___ Data records ___

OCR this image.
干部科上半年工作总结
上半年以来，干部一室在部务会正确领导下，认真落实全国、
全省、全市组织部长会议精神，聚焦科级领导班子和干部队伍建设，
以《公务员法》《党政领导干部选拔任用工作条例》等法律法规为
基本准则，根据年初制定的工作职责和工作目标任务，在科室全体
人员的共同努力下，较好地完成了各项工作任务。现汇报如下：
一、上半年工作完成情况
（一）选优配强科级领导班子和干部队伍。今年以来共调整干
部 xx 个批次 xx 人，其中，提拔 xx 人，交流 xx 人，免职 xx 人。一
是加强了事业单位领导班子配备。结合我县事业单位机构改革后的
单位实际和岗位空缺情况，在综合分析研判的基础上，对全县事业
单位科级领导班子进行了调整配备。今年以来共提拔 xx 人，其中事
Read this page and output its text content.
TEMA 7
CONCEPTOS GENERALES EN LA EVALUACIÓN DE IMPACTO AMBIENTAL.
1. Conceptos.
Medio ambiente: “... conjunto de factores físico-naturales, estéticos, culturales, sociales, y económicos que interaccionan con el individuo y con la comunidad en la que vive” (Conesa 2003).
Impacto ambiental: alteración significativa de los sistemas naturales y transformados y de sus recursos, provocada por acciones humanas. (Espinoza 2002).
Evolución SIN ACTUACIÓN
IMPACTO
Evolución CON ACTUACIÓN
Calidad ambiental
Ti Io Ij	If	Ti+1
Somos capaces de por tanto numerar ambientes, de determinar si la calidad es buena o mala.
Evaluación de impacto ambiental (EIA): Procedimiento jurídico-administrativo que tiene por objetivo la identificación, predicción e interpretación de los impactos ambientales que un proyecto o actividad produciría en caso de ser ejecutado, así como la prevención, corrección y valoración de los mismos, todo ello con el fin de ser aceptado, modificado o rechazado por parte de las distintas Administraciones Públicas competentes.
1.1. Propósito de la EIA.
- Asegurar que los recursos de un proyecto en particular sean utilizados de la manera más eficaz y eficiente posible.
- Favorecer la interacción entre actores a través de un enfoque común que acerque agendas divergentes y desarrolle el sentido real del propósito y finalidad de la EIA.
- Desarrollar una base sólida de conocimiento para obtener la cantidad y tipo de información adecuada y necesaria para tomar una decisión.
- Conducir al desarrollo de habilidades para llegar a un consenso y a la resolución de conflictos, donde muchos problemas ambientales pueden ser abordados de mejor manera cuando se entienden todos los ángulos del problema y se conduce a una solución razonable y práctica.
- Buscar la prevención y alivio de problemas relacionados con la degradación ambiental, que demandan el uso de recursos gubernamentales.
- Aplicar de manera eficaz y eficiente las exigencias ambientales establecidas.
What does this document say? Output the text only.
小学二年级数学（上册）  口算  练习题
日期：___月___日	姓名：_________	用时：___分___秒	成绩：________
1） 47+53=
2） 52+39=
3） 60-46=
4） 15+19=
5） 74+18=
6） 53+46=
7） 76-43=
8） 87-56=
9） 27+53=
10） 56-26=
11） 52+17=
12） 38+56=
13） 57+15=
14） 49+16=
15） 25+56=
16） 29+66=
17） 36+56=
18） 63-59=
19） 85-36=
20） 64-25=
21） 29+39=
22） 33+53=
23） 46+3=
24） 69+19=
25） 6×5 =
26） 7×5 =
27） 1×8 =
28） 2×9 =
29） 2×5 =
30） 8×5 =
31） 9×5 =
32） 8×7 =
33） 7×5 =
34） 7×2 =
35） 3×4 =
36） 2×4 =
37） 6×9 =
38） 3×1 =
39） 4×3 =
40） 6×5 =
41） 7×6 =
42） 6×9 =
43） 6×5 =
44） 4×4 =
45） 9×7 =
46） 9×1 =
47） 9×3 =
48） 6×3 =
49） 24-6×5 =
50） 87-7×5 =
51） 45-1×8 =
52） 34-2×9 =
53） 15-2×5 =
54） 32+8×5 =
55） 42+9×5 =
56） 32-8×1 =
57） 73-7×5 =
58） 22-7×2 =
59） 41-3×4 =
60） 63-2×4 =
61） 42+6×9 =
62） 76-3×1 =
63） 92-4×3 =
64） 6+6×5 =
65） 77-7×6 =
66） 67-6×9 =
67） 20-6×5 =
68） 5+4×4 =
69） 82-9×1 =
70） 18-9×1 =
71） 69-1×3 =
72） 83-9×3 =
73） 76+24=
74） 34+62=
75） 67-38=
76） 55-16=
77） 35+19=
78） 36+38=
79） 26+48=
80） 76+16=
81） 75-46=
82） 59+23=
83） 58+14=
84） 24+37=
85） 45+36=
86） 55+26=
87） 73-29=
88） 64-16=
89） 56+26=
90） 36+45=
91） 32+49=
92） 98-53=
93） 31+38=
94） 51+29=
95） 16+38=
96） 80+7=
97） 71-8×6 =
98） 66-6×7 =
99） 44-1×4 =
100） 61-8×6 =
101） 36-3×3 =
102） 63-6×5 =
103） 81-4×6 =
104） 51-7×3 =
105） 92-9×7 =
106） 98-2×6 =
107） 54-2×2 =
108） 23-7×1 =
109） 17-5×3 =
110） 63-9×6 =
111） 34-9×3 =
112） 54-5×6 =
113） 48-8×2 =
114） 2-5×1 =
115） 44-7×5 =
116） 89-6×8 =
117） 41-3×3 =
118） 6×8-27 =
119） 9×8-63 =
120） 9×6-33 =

___

**Exercise directions**
Transcribe the entire listing above precisely.

**Expected output**
OCR this image.
干部科上半年工作总结
上半年以来，干部一室在部务会正确领导下，认真落实全国、
全省、全市组织部长会议精神，聚焦科级领导班子和干部队伍建设，
以《公务员法》《党政领导干部选拔任用工作条例》等法律法规为
基本准则，根据年初制定的工作职责和工作目标任务，在科室全体
人员的共同努力下，较好地完成了各项工作任务。现汇报如下：
一、上半年工作完成情况
（一）选优配强科级领导班子和干部队伍。今年以来共调整干
部 xx 个批次 xx 人，其中，提拔 xx 人，交流 xx 人，免职 xx 人。一
是加强了事业单位领导班子配备。结合我县事业单位机构改革后的
单位实际和岗位空缺情况，在综合分析研判的基础上，对全县事业
单位科级领导班子进行了调整配备。今年以来共提拔 xx 人，其中事
Read this page and output its text content.
TEMA 7
CONCEPTOS GENERALES EN LA EVALUACIÓN DE IMPACTO AMBIENTAL.
1. Conceptos.
Medio ambiente: “... conjunto de factores físico-naturales, estéticos, culturales, sociales, y económicos que interaccionan con el individuo y con la comunidad en la que vive” (Conesa 2003).
Impacto ambiental: alteración significativa de los sistemas naturales y transformados y de sus recursos, provocada por acciones humanas. (Espinoza 2002).
Evolución SIN ACTUACIÓN
IMPACTO
Evolución CON ACTUACIÓN
Calidad ambiental
Ti Io Ij	If	Ti+1
Somos capaces de por tanto numerar ambientes, de determinar si la calidad es buena o mala.
Evaluación de impacto ambiental (EIA): Procedimiento jurídico-administrativo que tiene por objetivo la identificación, predicción e interpretación de los impactos ambientales que un proyecto o actividad produciría en caso de ser ejecutado, así como la prevención, corrección y valoración de los mismos, todo ello con el fin de ser aceptado, modificado o rechazado por parte de las distintas Administraciones Públicas competentes.
1.1. Propósito de la EIA.
- Asegurar que los recursos de un proyecto en particular sean utilizados de la manera más eficaz y eficiente posible.
- Favorecer la interacción entre actores a través de un enfoque común que acerque agendas divergentes y desarrolle el sentido real del propósito y finalidad de la EIA.
- Desarrollar una base sólida de conocimiento para obtener la cantidad y tipo de información adecuada y necesaria para tomar una decisión.
- Conducir al desarrollo de habilidades para llegar a un consenso y a la resolución de conflictos, donde muchos problemas ambientales pueden ser abordados de mejor manera cuando se entienden todos los ángulos del problema y se conduce a una solución razonable y práctica.
- Buscar la prevención y alivio de problemas relacionados con la degradación ambiental, que demandan el uso de recursos gubernamentales.
- Aplicar de manera eficaz y eficiente las exigencias ambientales establecidas.
What does this document say? Output the text only.
小学二年级数学（上册）  口算  练习题
日期：___月___日	姓名：_________	用时：___分___秒	成绩：________
1） 47+53=
2） 52+39=
3） 60-46=
4） 15+19=
5） 74+18=
6） 53+46=
7） 76-43=
8） 87-56=
9） 27+53=
10） 56-26=
11） 52+17=
12） 38+56=
13） 57+15=
14） 49+16=
15） 25+56=
16） 29+66=
17） 36+56=
18） 63-59=
19） 85-36=
20） 64-25=
21） 29+39=
22） 33+53=
23） 46+3=
24） 69+19=
25） 6×5 =
26） 7×5 =
27） 1×8 =
28） 2×9 =
29） 2×5 =
30） 8×5 =
31） 9×5 =
32） 8×7 =
33） 7×5 =
34） 7×2 =
35） 3×4 =
36） 2×4 =
37） 6×9 =
38） 3×1 =
39） 4×3 =
40） 6×5 =
41） 7×6 =
42） 6×9 =
43） 6×5 =
44） 4×4 =
45） 9×7 =
46） 9×1 =
47） 9×3 =
48） 6×3 =
49） 24-6×5 =
50） 87-7×5 =
51） 45-1×8 =
52） 34-2×9 =
53） 15-2×5 =
54） 32+8×5 =
55） 42+9×5 =
56） 32-8×1 =
57） 73-7×5 =
58） 22-7×2 =
59） 41-3×4 =
60） 63-2×4 =
61） 42+6×9 =
62） 76-3×1 =
63） 92-4×3 =
64） 6+6×5 =
65） 77-7×6 =
66） 67-6×9 =
67） 20-6×5 =
68） 5+4×4 =
69） 82-9×1 =
70） 18-9×1 =
71） 69-1×3 =
72） 83-9×3 =
73） 76+24=
74） 34+62=
75） 67-38=
76） 55-16=
77） 35+19=
78） 36+38=
79） 26+48=
80） 76+16=
81） 75-46=
82） 59+23=
83） 58+14=
84） 24+37=
85） 45+36=
86） 55+26=
87） 73-29=
88） 64-16=
89） 56+26=
90） 36+45=
91） 32+49=
92） 98-53=
93） 31+38=
94） 51+29=
95） 16+38=
96） 80+7=
97） 71-8×6 =
98） 66-6×7 =
99） 44-1×4 =
100） 61-8×6 =
101） 36-3×3 =
102） 63-6×5 =
103） 81-4×6 =
104） 51-7×3 =
105） 92-9×7 =
106） 98-2×6 =
107） 54-2×2 =
108） 23-7×1 =
109） 17-5×3 =
110） 63-9×6 =
111） 34-9×3 =
112） 54-5×6 =
113） 48-8×2 =
114） 2-5×1 =
115） 44-7×5 =
116） 89-6×8 =
117） 41-3×3 =
118） 6×8-27 =
119） 9×8-63 =
120） 9×6-33 =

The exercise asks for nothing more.